Extract all lines that hold "legend" from the records below.
::::::::
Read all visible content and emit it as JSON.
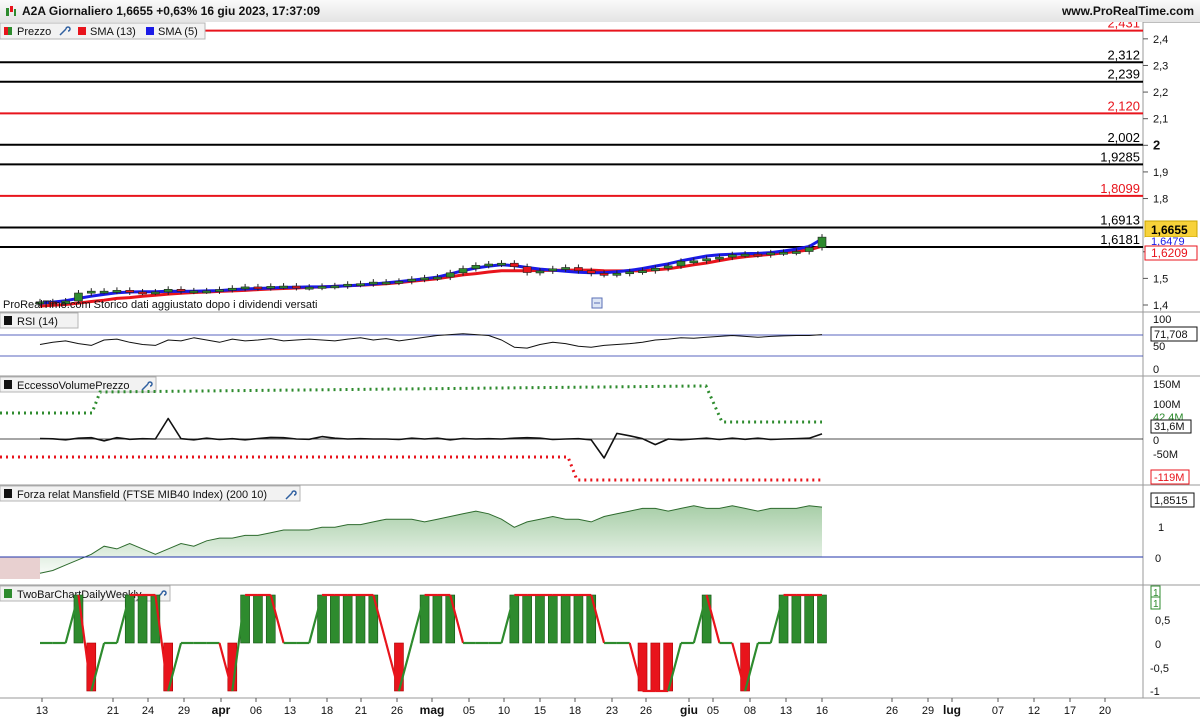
{
  "header": {
    "title": "A2A Giornaliero 1,6655 +0,63% 16 giu 2023, 17:37:09",
    "brand": "www.ProRealTime.com"
  },
  "price_panel": {
    "legend": [
      {
        "label": "Prezzo",
        "color": "#2e8b2e"
      },
      {
        "label": "SMA (13)",
        "color": "#e8141c"
      },
      {
        "label": "SMA (5)",
        "color": "#1a1ae6"
      }
    ],
    "watermark": "ProRealTime.com  Storico dati aggiustato dopo i dividendi versati",
    "axis_ticks": [
      "2,4",
      "2,3",
      "2,2",
      "2,1",
      "2",
      "1,9",
      "1,8",
      "1,6",
      "1,5",
      "1,4"
    ],
    "levels": [
      {
        "label": "2,431",
        "color": "#e8141c",
        "value": 2.431
      },
      {
        "label": "2,312",
        "color": "#000000",
        "value": 2.312
      },
      {
        "label": "2,239",
        "color": "#000000",
        "value": 2.239
      },
      {
        "label": "2,120",
        "color": "#e8141c",
        "value": 2.12
      },
      {
        "label": "2,002",
        "color": "#000000",
        "value": 2.002
      },
      {
        "label": "1,9285",
        "color": "#000000",
        "value": 1.9285
      },
      {
        "label": "1,8099",
        "color": "#e8141c",
        "value": 1.8099
      },
      {
        "label": "1,6913",
        "color": "#000000",
        "value": 1.6913
      },
      {
        "label": "1,6181",
        "color": "#000000",
        "value": 1.6181
      }
    ],
    "price_badge": "1,6655",
    "sma5_badge": "1,6479",
    "sma13_badge": "1,6209",
    "colors": {
      "up": "#2e8b2e",
      "down": "#e8141c",
      "sma13": "#e8141c",
      "sma5": "#1a1ae6"
    }
  },
  "rsi_panel": {
    "legend": "RSI (14)",
    "ticks": [
      "100",
      "50",
      "0"
    ],
    "value_badge": "71,708"
  },
  "volume_panel": {
    "legend": "EccessoVolumePrezzo",
    "ticks": [
      "150M",
      "100M",
      "-50M"
    ],
    "upper_badge": "42,4M",
    "value_badge": "31,6M",
    "zero_badge": "0",
    "lower_badge": "-119M"
  },
  "mansfield_panel": {
    "legend": "Forza relat Mansfield (FTSE MIB40 Index) (200 10)",
    "ticks": [
      "1",
      "0"
    ],
    "value_badge": "1,8515"
  },
  "twobar_panel": {
    "legend": "TwoBarChartDailyWeekly",
    "ticks": [
      "0,5",
      "0",
      "-0,5",
      "-1"
    ],
    "badge_top": "1",
    "badge_second": "1"
  },
  "x_axis": {
    "labels": [
      {
        "text": "13",
        "bold": false
      },
      {
        "text": "21",
        "bold": false
      },
      {
        "text": "24",
        "bold": false
      },
      {
        "text": "29",
        "bold": false
      },
      {
        "text": "apr",
        "bold": true
      },
      {
        "text": "06",
        "bold": false
      },
      {
        "text": "13",
        "bold": false
      },
      {
        "text": "18",
        "bold": false
      },
      {
        "text": "21",
        "bold": false
      },
      {
        "text": "26",
        "bold": false
      },
      {
        "text": "mag",
        "bold": true
      },
      {
        "text": "05",
        "bold": false
      },
      {
        "text": "10",
        "bold": false
      },
      {
        "text": "15",
        "bold": false
      },
      {
        "text": "18",
        "bold": false
      },
      {
        "text": "23",
        "bold": false
      },
      {
        "text": "26",
        "bold": false
      },
      {
        "text": "giu",
        "bold": true
      },
      {
        "text": "05",
        "bold": false
      },
      {
        "text": "08",
        "bold": false
      },
      {
        "text": "13",
        "bold": false
      },
      {
        "text": "16",
        "bold": false
      },
      {
        "text": "26",
        "bold": false
      },
      {
        "text": "29",
        "bold": false
      },
      {
        "text": "lug",
        "bold": true
      },
      {
        "text": "07",
        "bold": false
      },
      {
        "text": "12",
        "bold": false
      },
      {
        "text": "17",
        "bold": false
      },
      {
        "text": "20",
        "bold": false
      }
    ]
  },
  "chart_data": {
    "type": "candlestick",
    "title": "A2A Giornaliero",
    "close_series": [
      1.412,
      1.405,
      1.415,
      1.445,
      1.452,
      1.452,
      1.455,
      1.449,
      1.448,
      1.449,
      1.459,
      1.452,
      1.453,
      1.453,
      1.458,
      1.463,
      1.468,
      1.465,
      1.47,
      1.471,
      1.466,
      1.467,
      1.47,
      1.472,
      1.478,
      1.48,
      1.486,
      1.486,
      1.489,
      1.497,
      1.502,
      1.505,
      1.521,
      1.537,
      1.549,
      1.554,
      1.557,
      1.544,
      1.522,
      1.528,
      1.536,
      1.541,
      1.529,
      1.519,
      1.515,
      1.519,
      1.525,
      1.529,
      1.538,
      1.547,
      1.564,
      1.566,
      1.574,
      1.58,
      1.589,
      1.591,
      1.589,
      1.596,
      1.598,
      1.601,
      1.616,
      1.655
    ],
    "sma13": [
      1.396,
      1.399,
      1.402,
      1.407,
      1.413,
      1.418,
      1.425,
      1.428,
      1.433,
      1.437,
      1.441,
      1.444,
      1.447,
      1.449,
      1.451,
      1.453,
      1.455,
      1.458,
      1.46,
      1.462,
      1.464,
      1.466,
      1.468,
      1.47,
      1.472,
      1.474,
      1.477,
      1.48,
      1.484,
      1.489,
      1.494,
      1.499,
      1.506,
      1.513,
      1.518,
      1.524,
      1.529,
      1.529,
      1.529,
      1.53,
      1.53,
      1.531,
      1.531,
      1.531,
      1.529,
      1.528,
      1.528,
      1.529,
      1.532,
      1.536,
      1.543,
      1.551,
      1.558,
      1.567,
      1.575,
      1.581,
      1.586,
      1.59,
      1.596,
      1.601,
      1.607,
      1.621
    ],
    "sma5": [
      1.407,
      1.411,
      1.416,
      1.425,
      1.433,
      1.44,
      1.446,
      1.449,
      1.45,
      1.45,
      1.452,
      1.451,
      1.452,
      1.453,
      1.454,
      1.458,
      1.46,
      1.462,
      1.464,
      1.466,
      1.467,
      1.468,
      1.468,
      1.47,
      1.472,
      1.475,
      1.479,
      1.483,
      1.488,
      1.493,
      1.499,
      1.505,
      1.517,
      1.529,
      1.539,
      1.546,
      1.551,
      1.548,
      1.541,
      1.535,
      1.531,
      1.527,
      1.523,
      1.521,
      1.521,
      1.525,
      1.53,
      1.537,
      1.546,
      1.555,
      1.566,
      1.575,
      1.584,
      1.589,
      1.591,
      1.593,
      1.594,
      1.597,
      1.603,
      1.61,
      1.62,
      1.648
    ],
    "rsi": [
      50,
      55,
      58,
      52,
      48,
      60,
      62,
      55,
      50,
      48,
      60,
      58,
      65,
      60,
      55,
      62,
      58,
      60,
      63,
      58,
      60,
      62,
      60,
      58,
      62,
      65,
      60,
      63,
      58,
      62,
      66,
      70,
      72,
      74,
      72,
      70,
      60,
      44,
      42,
      50,
      55,
      52,
      46,
      44,
      48,
      50,
      52,
      55,
      60,
      62,
      65,
      64,
      66,
      68,
      70,
      68,
      66,
      68,
      69,
      70,
      70,
      72
    ],
    "volume_excess": [
      3,
      1,
      -5,
      5,
      8,
      -12,
      8,
      -2,
      2,
      0,
      128,
      2,
      -5,
      5,
      -3,
      2,
      -5,
      3,
      10,
      8,
      0,
      -2,
      15,
      5,
      0,
      2,
      0,
      0,
      -3,
      5,
      0,
      5,
      -5,
      3,
      0,
      2,
      0,
      5,
      8,
      5,
      -3,
      0,
      2,
      -5,
      -119,
      35,
      20,
      2,
      -35,
      0,
      -5,
      0,
      5,
      -3,
      5,
      -2,
      5,
      -3,
      0,
      2,
      5,
      31.6
    ],
    "mansfield": [
      -0.6,
      -0.5,
      -0.3,
      -0.1,
      0.1,
      0.4,
      0.3,
      0.5,
      0.3,
      0.1,
      0.3,
      0.5,
      0.4,
      0.6,
      0.7,
      0.7,
      0.8,
      0.8,
      0.9,
      1.0,
      1.0,
      1.0,
      1.1,
      1.1,
      1.2,
      1.2,
      1.3,
      1.4,
      1.4,
      1.4,
      1.3,
      1.4,
      1.5,
      1.6,
      1.7,
      1.6,
      1.4,
      1.1,
      1.3,
      1.4,
      1.5,
      1.4,
      1.4,
      1.3,
      1.5,
      1.6,
      1.7,
      1.8,
      1.8,
      1.7,
      1.8,
      1.9,
      1.8,
      1.8,
      1.9,
      1.8,
      1.7,
      1.8,
      1.8,
      1.8,
      1.9,
      1.85
    ],
    "twobar": [
      0,
      0,
      0,
      1,
      -1,
      0,
      0,
      1,
      1,
      1,
      -1,
      0,
      0,
      0,
      0,
      -1,
      1,
      1,
      1,
      0,
      0,
      0,
      1,
      1,
      1,
      1,
      1,
      0,
      -1,
      0,
      1,
      1,
      1,
      0,
      0,
      0,
      0,
      1,
      1,
      1,
      1,
      1,
      1,
      1,
      0,
      0,
      0,
      -1,
      -1,
      -1,
      0,
      0,
      1,
      0,
      0,
      -1,
      0,
      0,
      1,
      1,
      1,
      1
    ],
    "y_ranges": {
      "price": [
        1.4,
        2.46
      ],
      "rsi": [
        0,
        100
      ],
      "volume": [
        -119,
        150
      ],
      "mansfield": [
        -0.6,
        1.9
      ],
      "twobar": [
        -1,
        1
      ]
    }
  }
}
::::::::
→ **REPLY TO THE EXERCISE**:
    "legend": [
    "legend": "RSI (14)",
    "legend": "EccessoVolumePrezzo",
    "legend": "Forza relat Mansfield (FTSE MIB40 Index) (200 10)",
    "legend": "TwoBarChartDailyWeekly",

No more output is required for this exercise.